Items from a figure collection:
————
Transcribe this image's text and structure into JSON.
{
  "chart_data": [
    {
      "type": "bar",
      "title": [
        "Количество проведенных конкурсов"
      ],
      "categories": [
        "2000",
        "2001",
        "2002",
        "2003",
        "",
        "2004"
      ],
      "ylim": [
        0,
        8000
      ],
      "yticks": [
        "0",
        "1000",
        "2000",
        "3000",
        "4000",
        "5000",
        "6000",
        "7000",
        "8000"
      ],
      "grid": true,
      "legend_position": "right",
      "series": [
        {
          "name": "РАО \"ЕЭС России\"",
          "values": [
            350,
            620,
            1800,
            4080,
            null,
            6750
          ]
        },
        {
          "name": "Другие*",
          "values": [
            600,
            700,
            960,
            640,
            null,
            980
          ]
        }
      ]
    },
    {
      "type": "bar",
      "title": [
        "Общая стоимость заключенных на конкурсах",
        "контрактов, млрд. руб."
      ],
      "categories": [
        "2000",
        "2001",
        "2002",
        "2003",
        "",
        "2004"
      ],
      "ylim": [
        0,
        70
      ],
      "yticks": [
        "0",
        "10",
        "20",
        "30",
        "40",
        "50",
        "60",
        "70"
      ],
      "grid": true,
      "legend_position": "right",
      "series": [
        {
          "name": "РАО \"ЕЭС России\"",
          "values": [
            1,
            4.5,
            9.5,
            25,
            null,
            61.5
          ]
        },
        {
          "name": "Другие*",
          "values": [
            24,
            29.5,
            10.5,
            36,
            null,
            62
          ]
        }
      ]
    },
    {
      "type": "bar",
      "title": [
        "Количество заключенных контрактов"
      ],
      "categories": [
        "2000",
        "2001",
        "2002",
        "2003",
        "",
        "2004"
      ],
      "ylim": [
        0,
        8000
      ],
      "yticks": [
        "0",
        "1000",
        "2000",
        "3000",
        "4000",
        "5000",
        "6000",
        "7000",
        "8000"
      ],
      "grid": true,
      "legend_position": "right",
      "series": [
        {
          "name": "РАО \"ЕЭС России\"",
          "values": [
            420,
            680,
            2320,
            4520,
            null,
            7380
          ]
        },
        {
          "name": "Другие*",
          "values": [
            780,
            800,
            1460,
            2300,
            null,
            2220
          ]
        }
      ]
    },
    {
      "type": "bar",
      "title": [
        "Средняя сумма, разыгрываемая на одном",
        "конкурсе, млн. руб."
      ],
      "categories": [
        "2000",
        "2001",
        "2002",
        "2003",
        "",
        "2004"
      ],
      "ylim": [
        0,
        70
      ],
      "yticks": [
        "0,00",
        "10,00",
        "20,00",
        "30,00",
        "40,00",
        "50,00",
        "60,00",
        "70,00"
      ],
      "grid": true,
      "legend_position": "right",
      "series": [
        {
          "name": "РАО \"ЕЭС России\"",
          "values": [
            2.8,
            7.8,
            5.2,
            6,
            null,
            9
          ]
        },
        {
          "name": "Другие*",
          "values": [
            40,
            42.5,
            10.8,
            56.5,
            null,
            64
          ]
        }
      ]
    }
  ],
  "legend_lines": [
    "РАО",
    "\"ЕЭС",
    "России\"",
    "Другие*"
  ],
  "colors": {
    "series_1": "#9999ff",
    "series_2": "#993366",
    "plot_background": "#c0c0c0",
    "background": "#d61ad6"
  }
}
————
» SET EXERCISE: Each record above should be returned exactly as it appears.

» THE RESPONSE:
Transcribe this image's text and structure into JSON.
{
  "chart_data": [
    {
      "type": "bar",
      "title": [
        "Количество проведенных конкурсов"
      ],
      "categories": [
        "2000",
        "2001",
        "2002",
        "2003",
        "",
        "2004"
      ],
      "ylim": [
        0,
        8000
      ],
      "yticks": [
        "0",
        "1000",
        "2000",
        "3000",
        "4000",
        "5000",
        "6000",
        "7000",
        "8000"
      ],
      "grid": true,
      "legend_position": "right",
      "series": [
        {
          "name": "РАО \"ЕЭС России\"",
          "values": [
            350,
            620,
            1800,
            4080,
            null,
            6750
          ]
        },
        {
          "name": "Другие*",
          "values": [
            600,
            700,
            960,
            640,
            null,
            980
          ]
        }
      ]
    },
    {
      "type": "bar",
      "title": [
        "Общая стоимость заключенных на конкурсах",
        "контрактов, млрд. руб."
      ],
      "categories": [
        "2000",
        "2001",
        "2002",
        "2003",
        "",
        "2004"
      ],
      "ylim": [
        0,
        70
      ],
      "yticks": [
        "0",
        "10",
        "20",
        "30",
        "40",
        "50",
        "60",
        "70"
      ],
      "grid": true,
      "legend_position": "right",
      "series": [
        {
          "name": "РАО \"ЕЭС России\"",
          "values": [
            1,
            4.5,
            9.5,
            25,
            null,
            61.5
          ]
        },
        {
          "name": "Другие*",
          "values": [
            24,
            29.5,
            10.5,
            36,
            null,
            62
          ]
        }
      ]
    },
    {
      "type": "bar",
      "title": [
        "Количество заключенных контрактов"
      ],
      "categories": [
        "2000",
        "2001",
        "2002",
        "2003",
        "",
        "2004"
      ],
      "ylim": [
        0,
        8000
      ],
      "yticks": [
        "0",
        "1000",
        "2000",
        "3000",
        "4000",
        "5000",
        "6000",
        "7000",
        "8000"
      ],
      "grid": true,
      "legend_position": "right",
      "series": [
        {
          "name": "РАО \"ЕЭС России\"",
          "values": [
            420,
            680,
            2320,
            4520,
            null,
            7380
          ]
        },
        {
          "name": "Другие*",
          "values": [
            780,
            800,
            1460,
            2300,
            null,
            2220
          ]
        }
      ]
    },
    {
      "type": "bar",
      "title": [
        "Средняя сумма, разыгрываемая на одном",
        "конкурсе, млн. руб."
      ],
      "categories": [
        "2000",
        "2001",
        "2002",
        "2003",
        "",
        "2004"
      ],
      "ylim": [
        0,
        70
      ],
      "yticks": [
        "0,00",
        "10,00",
        "20,00",
        "30,00",
        "40,00",
        "50,00",
        "60,00",
        "70,00"
      ],
      "grid": true,
      "legend_position": "right",
      "series": [
        {
          "name": "РАО \"ЕЭС России\"",
          "values": [
            2.8,
            7.8,
            5.2,
            6,
            null,
            9
          ]
        },
        {
          "name": "Другие*",
          "values": [
            40,
            42.5,
            10.8,
            56.5,
            null,
            64
          ]
        }
      ]
    }
  ],
  "legend_lines": [
    "РАО",
    "\"ЕЭС",
    "России\"",
    "Другие*"
  ],
  "colors": {
    "series_1": "#9999ff",
    "series_2": "#993366",
    "plot_background": "#c0c0c0",
    "background": "#d61ad6"
  }
}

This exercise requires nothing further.